* _Exercise goal_
Return each line containing "milliers".

* _Task inputs_
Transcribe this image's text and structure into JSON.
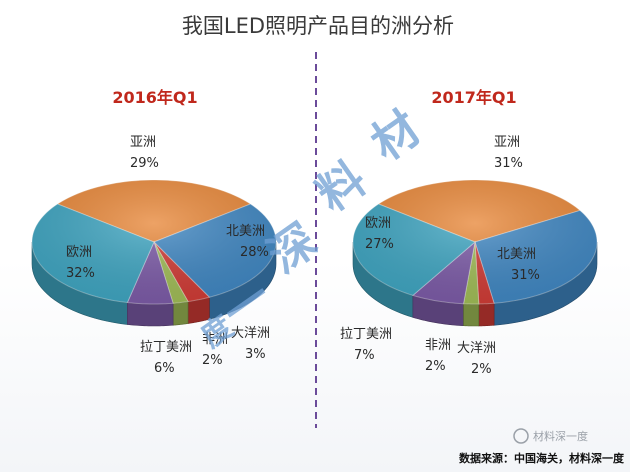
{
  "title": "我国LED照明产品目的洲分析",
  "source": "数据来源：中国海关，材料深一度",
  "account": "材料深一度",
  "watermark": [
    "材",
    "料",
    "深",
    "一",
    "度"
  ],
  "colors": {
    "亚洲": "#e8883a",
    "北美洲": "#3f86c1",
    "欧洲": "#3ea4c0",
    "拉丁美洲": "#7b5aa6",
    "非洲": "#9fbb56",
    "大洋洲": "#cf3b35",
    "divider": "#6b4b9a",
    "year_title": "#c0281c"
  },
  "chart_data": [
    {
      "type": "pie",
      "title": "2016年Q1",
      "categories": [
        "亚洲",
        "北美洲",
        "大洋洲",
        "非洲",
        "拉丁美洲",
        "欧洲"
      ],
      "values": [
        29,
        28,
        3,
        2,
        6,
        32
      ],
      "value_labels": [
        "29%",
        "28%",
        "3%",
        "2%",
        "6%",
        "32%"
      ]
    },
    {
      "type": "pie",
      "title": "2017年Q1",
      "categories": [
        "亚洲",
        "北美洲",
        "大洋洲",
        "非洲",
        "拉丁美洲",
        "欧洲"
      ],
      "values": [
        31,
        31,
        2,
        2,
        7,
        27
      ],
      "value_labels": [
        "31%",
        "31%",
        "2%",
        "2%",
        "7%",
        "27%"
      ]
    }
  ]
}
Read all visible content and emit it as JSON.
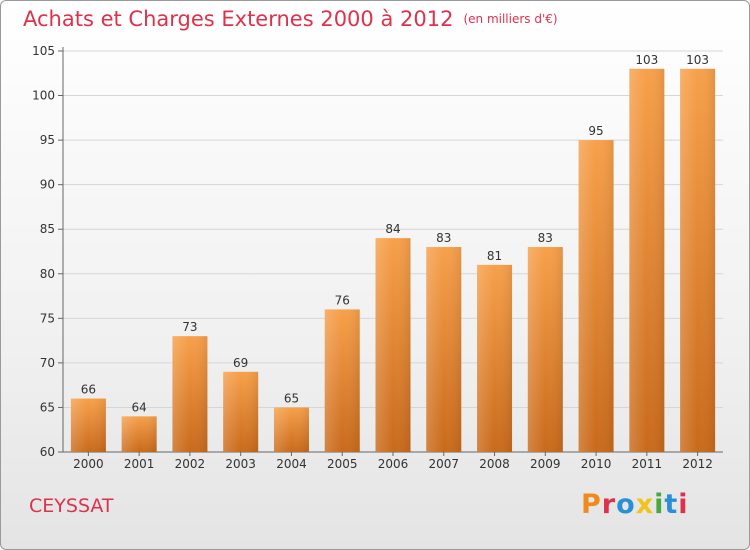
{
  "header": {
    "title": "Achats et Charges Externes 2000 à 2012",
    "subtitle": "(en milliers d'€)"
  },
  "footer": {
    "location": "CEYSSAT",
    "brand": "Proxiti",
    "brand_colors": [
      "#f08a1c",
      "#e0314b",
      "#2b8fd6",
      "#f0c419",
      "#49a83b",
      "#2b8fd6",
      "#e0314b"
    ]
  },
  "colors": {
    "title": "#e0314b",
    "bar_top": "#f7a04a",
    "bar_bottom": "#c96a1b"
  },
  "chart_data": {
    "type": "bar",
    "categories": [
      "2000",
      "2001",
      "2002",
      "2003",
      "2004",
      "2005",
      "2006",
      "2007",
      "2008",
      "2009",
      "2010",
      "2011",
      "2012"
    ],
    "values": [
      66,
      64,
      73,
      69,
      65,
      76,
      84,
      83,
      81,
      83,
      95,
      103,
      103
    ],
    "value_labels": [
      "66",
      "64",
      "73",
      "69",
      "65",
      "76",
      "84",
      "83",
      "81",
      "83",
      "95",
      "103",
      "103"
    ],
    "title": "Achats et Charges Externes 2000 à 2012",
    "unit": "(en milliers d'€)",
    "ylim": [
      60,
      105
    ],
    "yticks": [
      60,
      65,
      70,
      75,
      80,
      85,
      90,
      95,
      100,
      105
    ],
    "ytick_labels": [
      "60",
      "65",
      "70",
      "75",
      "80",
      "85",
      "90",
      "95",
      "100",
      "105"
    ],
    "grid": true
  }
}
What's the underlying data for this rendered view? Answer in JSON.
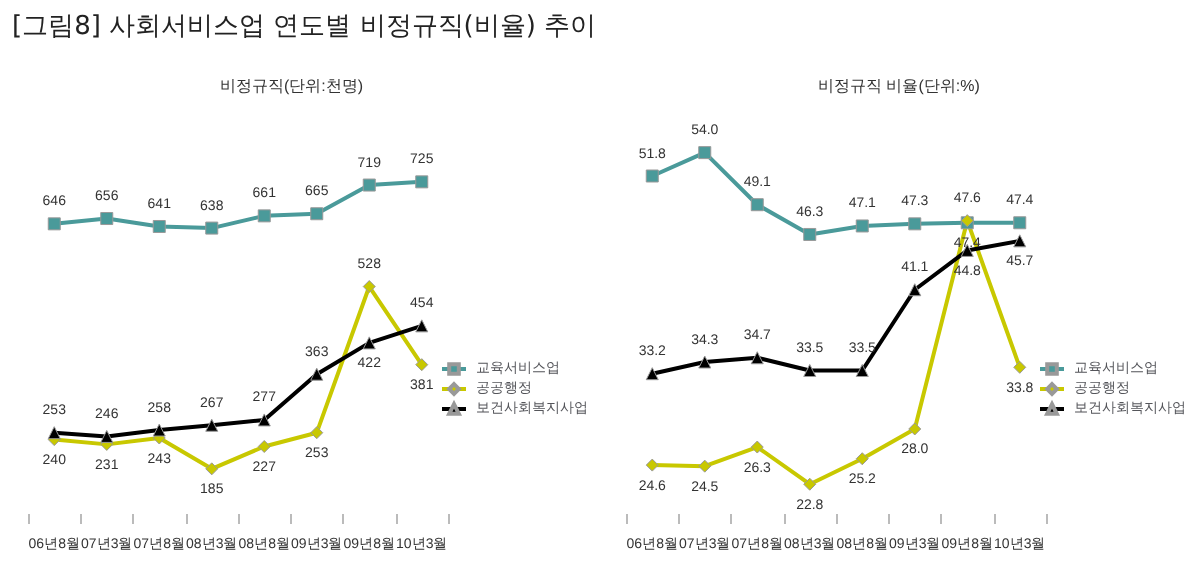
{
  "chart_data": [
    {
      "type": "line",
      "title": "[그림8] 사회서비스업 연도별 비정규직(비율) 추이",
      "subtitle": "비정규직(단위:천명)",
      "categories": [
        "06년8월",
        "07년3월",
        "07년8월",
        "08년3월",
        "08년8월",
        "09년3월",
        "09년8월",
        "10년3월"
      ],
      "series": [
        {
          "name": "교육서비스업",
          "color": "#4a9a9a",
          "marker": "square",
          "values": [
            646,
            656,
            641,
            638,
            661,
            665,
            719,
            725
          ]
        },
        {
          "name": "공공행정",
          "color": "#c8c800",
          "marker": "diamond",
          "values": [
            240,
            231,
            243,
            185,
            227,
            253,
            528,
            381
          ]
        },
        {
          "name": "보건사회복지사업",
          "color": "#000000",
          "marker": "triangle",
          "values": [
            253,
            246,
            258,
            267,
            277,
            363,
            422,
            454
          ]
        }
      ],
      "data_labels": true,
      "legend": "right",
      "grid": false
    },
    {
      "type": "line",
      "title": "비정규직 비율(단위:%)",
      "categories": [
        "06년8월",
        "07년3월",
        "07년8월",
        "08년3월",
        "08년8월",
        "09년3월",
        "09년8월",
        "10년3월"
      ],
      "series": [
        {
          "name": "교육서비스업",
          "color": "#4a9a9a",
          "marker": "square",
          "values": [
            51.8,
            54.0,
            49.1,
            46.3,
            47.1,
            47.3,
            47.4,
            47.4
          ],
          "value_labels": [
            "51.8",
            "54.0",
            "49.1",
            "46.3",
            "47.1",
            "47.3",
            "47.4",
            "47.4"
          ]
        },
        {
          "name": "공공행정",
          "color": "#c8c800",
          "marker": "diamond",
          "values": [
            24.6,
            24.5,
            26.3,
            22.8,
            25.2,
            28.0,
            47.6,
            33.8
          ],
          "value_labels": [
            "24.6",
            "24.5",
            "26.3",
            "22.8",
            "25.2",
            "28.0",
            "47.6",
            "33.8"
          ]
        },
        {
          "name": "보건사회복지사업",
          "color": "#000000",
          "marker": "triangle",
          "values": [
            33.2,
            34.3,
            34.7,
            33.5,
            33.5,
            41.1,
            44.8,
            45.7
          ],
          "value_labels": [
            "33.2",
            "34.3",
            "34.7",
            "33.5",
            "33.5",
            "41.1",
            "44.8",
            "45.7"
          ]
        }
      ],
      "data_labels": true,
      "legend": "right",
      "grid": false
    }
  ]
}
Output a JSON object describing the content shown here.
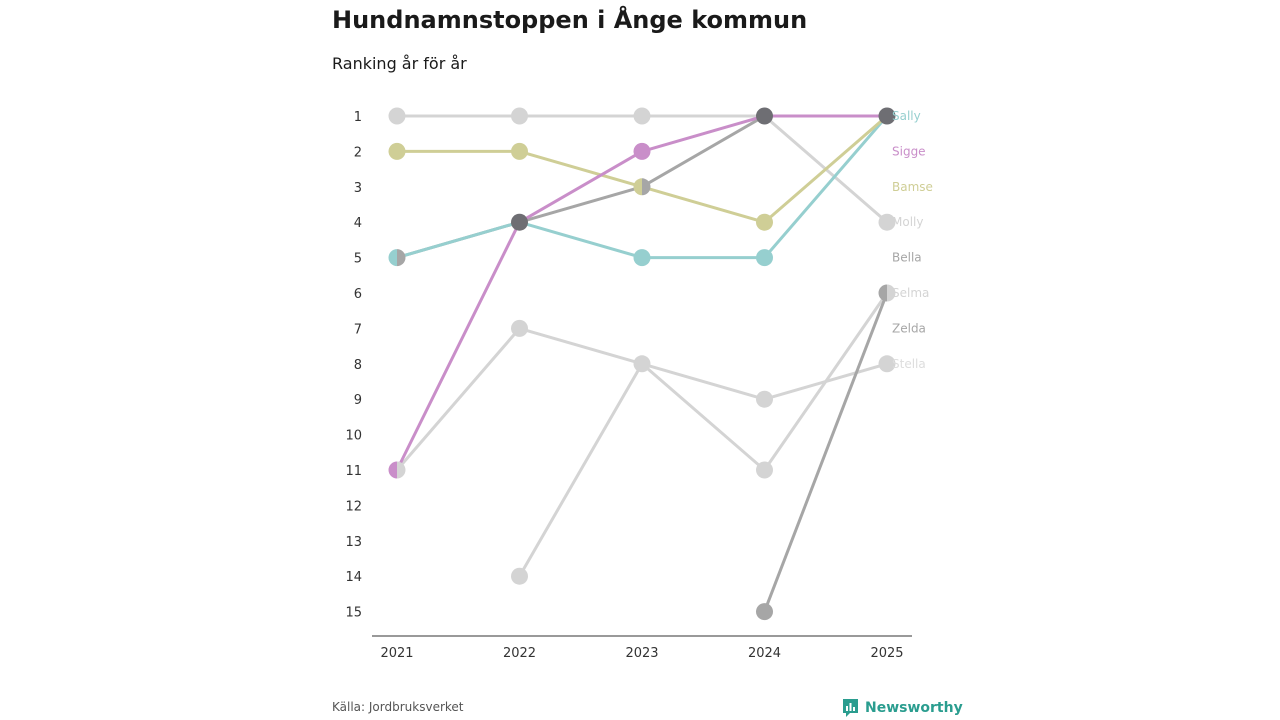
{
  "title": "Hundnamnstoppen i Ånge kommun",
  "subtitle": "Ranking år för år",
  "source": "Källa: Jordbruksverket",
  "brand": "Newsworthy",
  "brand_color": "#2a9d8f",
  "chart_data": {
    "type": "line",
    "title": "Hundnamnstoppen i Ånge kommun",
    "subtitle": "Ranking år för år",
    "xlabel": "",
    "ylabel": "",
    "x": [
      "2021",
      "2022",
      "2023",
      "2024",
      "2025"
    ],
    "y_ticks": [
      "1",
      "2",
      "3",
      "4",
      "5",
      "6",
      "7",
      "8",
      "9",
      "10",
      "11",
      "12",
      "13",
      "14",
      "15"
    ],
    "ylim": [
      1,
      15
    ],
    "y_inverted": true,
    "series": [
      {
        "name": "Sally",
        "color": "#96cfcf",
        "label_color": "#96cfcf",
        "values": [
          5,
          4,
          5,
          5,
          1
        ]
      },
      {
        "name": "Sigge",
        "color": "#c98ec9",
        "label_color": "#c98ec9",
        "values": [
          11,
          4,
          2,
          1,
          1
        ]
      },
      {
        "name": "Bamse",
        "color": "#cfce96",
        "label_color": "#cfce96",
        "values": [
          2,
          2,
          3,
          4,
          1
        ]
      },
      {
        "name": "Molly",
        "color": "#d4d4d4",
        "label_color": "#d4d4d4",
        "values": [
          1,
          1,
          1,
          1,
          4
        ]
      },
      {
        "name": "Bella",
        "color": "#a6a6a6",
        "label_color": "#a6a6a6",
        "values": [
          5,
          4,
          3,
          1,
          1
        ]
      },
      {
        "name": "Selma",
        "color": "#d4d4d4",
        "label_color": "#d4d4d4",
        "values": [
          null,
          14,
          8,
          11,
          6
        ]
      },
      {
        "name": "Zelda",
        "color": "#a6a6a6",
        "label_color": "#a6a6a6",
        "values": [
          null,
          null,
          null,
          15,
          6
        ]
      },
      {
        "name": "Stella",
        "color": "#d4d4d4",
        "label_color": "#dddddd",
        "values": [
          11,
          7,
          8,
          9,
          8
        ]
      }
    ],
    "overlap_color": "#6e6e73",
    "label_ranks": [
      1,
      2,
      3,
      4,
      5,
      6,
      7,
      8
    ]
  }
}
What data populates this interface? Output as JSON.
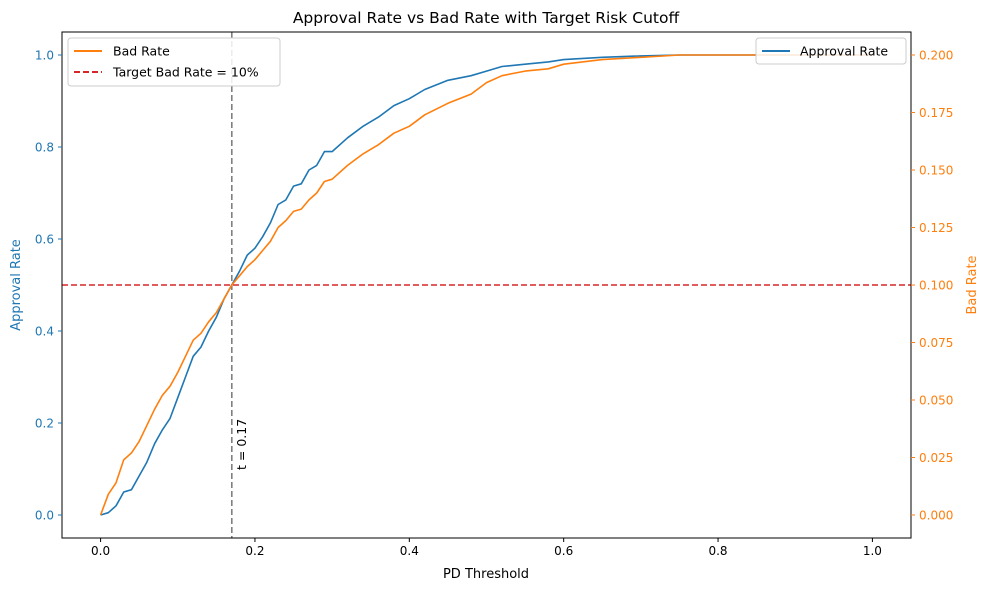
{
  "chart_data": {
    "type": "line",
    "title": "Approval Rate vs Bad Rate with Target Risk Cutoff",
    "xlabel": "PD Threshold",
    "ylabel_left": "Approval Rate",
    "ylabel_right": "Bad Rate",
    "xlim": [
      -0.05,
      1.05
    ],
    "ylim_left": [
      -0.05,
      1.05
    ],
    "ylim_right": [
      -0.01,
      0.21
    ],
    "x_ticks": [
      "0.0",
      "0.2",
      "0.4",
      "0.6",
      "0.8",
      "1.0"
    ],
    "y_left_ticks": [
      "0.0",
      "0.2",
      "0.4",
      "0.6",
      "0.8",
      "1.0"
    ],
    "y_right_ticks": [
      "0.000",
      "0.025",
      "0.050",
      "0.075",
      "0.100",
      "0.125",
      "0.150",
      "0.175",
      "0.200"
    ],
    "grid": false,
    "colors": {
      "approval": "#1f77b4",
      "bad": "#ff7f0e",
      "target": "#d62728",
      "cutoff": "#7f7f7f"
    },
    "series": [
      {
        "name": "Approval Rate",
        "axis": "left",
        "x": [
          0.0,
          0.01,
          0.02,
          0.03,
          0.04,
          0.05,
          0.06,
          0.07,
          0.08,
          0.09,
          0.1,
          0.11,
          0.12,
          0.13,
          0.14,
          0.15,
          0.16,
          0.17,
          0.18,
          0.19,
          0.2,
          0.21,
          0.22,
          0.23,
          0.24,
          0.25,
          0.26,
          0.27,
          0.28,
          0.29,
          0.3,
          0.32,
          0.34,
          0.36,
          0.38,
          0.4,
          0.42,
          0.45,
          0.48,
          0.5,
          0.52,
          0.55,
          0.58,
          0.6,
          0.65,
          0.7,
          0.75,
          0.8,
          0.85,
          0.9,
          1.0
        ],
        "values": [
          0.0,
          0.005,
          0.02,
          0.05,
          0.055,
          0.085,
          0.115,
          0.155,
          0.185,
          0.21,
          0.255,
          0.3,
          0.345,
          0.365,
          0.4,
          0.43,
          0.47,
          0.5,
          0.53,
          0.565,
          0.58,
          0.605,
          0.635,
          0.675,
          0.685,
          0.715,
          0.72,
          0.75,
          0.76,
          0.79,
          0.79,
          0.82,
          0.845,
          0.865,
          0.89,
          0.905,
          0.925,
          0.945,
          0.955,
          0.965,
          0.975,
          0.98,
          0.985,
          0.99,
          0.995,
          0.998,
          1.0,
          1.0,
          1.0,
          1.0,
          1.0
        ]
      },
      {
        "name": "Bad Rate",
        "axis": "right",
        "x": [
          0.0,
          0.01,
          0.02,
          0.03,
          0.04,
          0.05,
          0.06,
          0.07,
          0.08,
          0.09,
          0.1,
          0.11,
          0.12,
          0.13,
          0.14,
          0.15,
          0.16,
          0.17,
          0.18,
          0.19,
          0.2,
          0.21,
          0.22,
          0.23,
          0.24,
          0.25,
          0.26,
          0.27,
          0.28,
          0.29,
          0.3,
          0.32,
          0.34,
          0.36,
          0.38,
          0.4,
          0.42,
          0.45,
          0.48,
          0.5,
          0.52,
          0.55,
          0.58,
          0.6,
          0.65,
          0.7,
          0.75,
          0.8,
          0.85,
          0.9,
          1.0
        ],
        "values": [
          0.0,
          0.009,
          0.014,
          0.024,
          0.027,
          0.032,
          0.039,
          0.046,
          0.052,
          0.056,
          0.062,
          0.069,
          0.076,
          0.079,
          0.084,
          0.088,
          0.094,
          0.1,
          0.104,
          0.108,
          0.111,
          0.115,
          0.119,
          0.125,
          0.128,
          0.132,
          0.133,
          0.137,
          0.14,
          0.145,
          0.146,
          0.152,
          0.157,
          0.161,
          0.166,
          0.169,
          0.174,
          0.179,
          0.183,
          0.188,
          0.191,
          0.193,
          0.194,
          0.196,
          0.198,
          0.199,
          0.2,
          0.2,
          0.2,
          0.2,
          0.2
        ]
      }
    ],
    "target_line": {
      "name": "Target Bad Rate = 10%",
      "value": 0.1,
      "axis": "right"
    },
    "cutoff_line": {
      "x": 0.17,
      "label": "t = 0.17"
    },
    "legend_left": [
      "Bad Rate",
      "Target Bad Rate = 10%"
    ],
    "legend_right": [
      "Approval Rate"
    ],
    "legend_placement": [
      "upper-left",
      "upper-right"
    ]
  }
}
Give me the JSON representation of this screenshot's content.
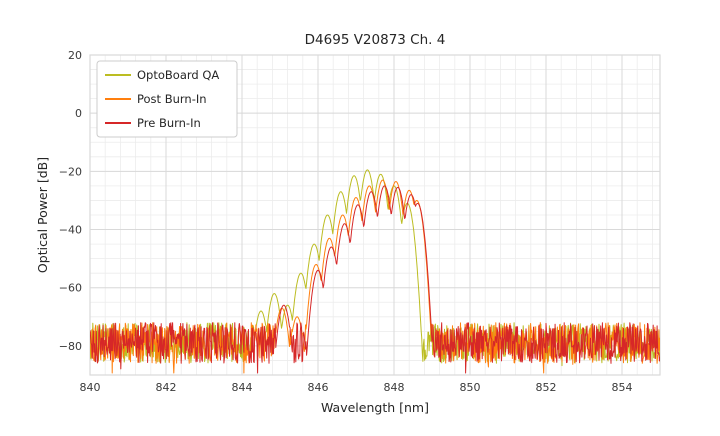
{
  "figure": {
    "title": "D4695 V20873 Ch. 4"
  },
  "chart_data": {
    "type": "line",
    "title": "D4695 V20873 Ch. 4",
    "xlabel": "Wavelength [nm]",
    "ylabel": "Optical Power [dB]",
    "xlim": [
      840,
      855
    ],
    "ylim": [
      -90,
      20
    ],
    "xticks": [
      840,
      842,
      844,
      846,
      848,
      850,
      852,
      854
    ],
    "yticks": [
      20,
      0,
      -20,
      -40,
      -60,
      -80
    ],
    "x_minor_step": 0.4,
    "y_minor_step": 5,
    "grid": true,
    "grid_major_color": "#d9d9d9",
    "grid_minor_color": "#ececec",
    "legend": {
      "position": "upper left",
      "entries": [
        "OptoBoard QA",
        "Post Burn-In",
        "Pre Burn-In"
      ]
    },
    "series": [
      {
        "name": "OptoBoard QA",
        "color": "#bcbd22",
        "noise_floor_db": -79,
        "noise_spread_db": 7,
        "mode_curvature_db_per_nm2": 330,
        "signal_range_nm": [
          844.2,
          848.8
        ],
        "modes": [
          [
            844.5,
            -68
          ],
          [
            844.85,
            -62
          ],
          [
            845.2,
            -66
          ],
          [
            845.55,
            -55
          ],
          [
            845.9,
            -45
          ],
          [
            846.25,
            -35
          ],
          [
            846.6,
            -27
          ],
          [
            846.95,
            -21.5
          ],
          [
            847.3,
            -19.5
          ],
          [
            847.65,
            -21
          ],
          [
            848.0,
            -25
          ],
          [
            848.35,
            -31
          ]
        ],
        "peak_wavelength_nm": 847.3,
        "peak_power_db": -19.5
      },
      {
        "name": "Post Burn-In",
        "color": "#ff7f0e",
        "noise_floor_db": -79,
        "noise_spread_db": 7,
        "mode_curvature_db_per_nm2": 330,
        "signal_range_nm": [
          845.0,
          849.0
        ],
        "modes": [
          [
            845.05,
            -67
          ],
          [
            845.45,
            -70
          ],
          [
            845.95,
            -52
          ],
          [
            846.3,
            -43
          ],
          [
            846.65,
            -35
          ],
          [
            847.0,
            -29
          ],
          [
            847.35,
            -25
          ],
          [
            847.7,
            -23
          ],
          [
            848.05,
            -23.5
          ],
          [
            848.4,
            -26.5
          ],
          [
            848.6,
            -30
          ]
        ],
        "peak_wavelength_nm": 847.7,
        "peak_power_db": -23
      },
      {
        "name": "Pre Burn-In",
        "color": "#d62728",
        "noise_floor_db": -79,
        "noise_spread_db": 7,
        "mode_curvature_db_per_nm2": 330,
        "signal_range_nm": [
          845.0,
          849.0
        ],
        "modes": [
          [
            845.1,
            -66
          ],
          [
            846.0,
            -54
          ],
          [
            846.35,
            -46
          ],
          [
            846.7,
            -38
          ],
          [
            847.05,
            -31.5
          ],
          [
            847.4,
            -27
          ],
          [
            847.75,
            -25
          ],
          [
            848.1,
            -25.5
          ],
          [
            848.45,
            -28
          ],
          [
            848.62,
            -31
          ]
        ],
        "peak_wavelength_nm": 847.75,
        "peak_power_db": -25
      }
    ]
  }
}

* _Written reply_
    "subtitle": "(en milliers d'€)"
    "unit": "(en milliers d'€)",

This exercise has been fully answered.